## The task
Return the listing below exactly, with the pictures dropped.

* Begin Records shown *

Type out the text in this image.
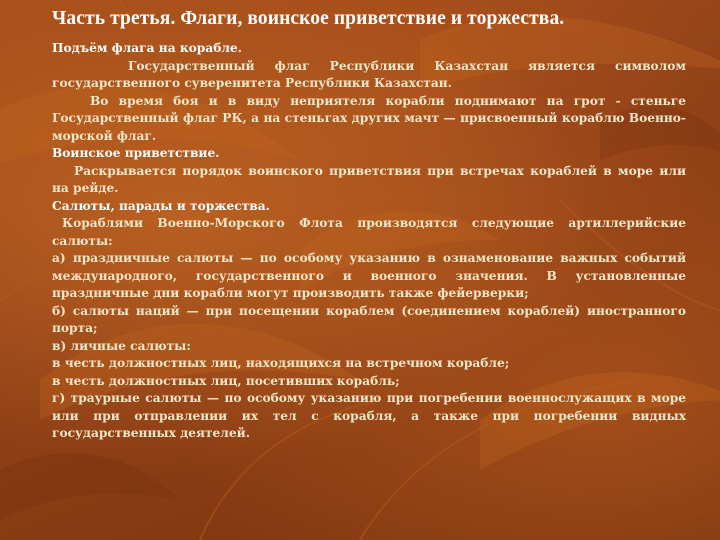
Часть третья. Флаги, воинское приветствие и торжества.

Подъём флага на корабле.

Государственный флаг Республики Казахстан является символом государственного суверенитета Республики Казахстан.

Во время боя и в виду неприятеля корабли поднимают на грот - стеньге Государственный флаг РК, а на стеньгах других мачт — присвоенный кораблю Военно-морской флаг.

Воинское приветствие.

Раскрывается порядок воинского приветствия при встречах кораблей в море или на рейде.

Салюты, парады и торжества.

Кораблями Военно-Морского Флота производятся следующие артиллерийские салюты:

а) праздничные салюты — по особому указанию в ознаменование важных событий международного, государственного и военного значения. В установленные праздничные дни корабли могут производить также фейерверки;

б) салюты наций — при посещении кораблем (соединением кораблей) иностранного порта;

в) личные салюты:

в честь должностных лиц, находящихся на встречном корабле;

в честь должностных лиц, посетивших корабль;

г) траурные салюты — по особому указанию при погребении военнослужащих в море или при отправлении их тел с корабля, а также при погребении видных государственных деятелей.
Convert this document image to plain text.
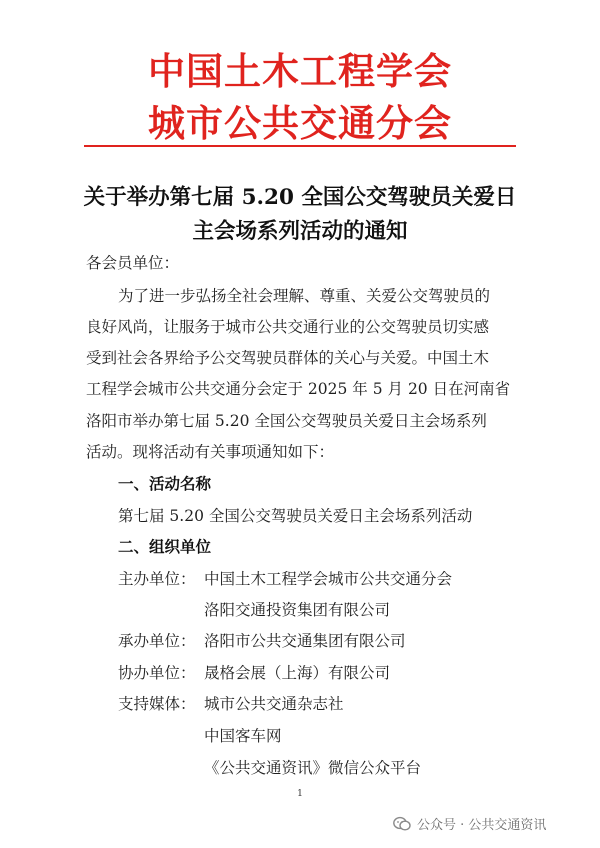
中国土木工程学会
城市公共交通分会
关于举办第七届 5.20 全国公交驾驶员关爱日
主会场系列活动的通知
各会员单位：
为了进一步弘扬全社会理解、尊重、关爱公交驾驶员的
良好风尚，让服务于城市公共交通行业的公交驾驶员切实感
受到社会各界给予公交驾驶员群体的关心与关爱。中国土木
工程学会城市公共交通分会定于 2025 年 5 月 20 日在河南省
洛阳市举办第七届 5.20 全国公交驾驶员关爱日主会场系列
活动。现将活动有关事项通知如下：
一、活动名称
第七届 5.20 全国公交驾驶员关爱日主会场系列活动
二、组织单位
主办单位： 中国土木工程学会城市公共交通分会
洛阳交通投资集团有限公司
承办单位： 洛阳市公共交通集团有限公司
协办单位： 晟格会展（上海）有限公司
支持媒体： 城市公共交通杂志社
中国客车网
《公共交通资讯》微信公众平台
1
公众号 · 公共交通资讯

* End Records shown *

## The solution
Type out the text in this image.
Часть третья. Флаги, воинское приветствие и торжества.

Подъём флага на корабле.

Государственный флаг Республики Казахстан является символом государственного суверенитета Республики Казахстан.

Во время боя и в виду неприятеля корабли поднимают на грот - стеньге Государственный флаг РК, а на стеньгах других мачт — присвоенный кораблю Военно-морской флаг.

Воинское приветствие.

Раскрывается порядок воинского приветствия при встречах кораблей в море или на рейде.

Салюты, парады и торжества.

Кораблями Военно-Морского Флота производятся следующие артиллерийские салюты:

а) праздничные салюты — по особому указанию в ознаменование важных событий международного, государственного и военного значения. В установленные праздничные дни корабли могут производить также фейерверки;

б) салюты наций — при посещении кораблем (соединением кораблей) иностранного порта;

в) личные салюты:

в честь должностных лиц, находящихся на встречном корабле;

в честь должностных лиц, посетивших корабль;

г) траурные салюты — по особому указанию при погребении военнослужащих в море или при отправлении их тел с корабля, а также при погребении видных государственных деятелей.
Convert this document image to plain text.
中国土木工程学会
城市公共交通分会
关于举办第七届 5.20 全国公交驾驶员关爱日
主会场系列活动的通知
各会员单位：
为了进一步弘扬全社会理解、尊重、关爱公交驾驶员的
良好风尚，让服务于城市公共交通行业的公交驾驶员切实感
受到社会各界给予公交驾驶员群体的关心与关爱。中国土木
工程学会城市公共交通分会定于 2025 年 5 月 20 日在河南省
洛阳市举办第七届 5.20 全国公交驾驶员关爱日主会场系列
活动。现将活动有关事项通知如下：
一、活动名称
第七届 5.20 全国公交驾驶员关爱日主会场系列活动
二、组织单位
主办单位： 中国土木工程学会城市公共交通分会
洛阳交通投资集团有限公司
承办单位： 洛阳市公共交通集团有限公司
协办单位： 晟格会展（上海）有限公司
支持媒体： 城市公共交通杂志社
中国客车网
《公共交通资讯》微信公众平台
1
公众号 · 公共交通资讯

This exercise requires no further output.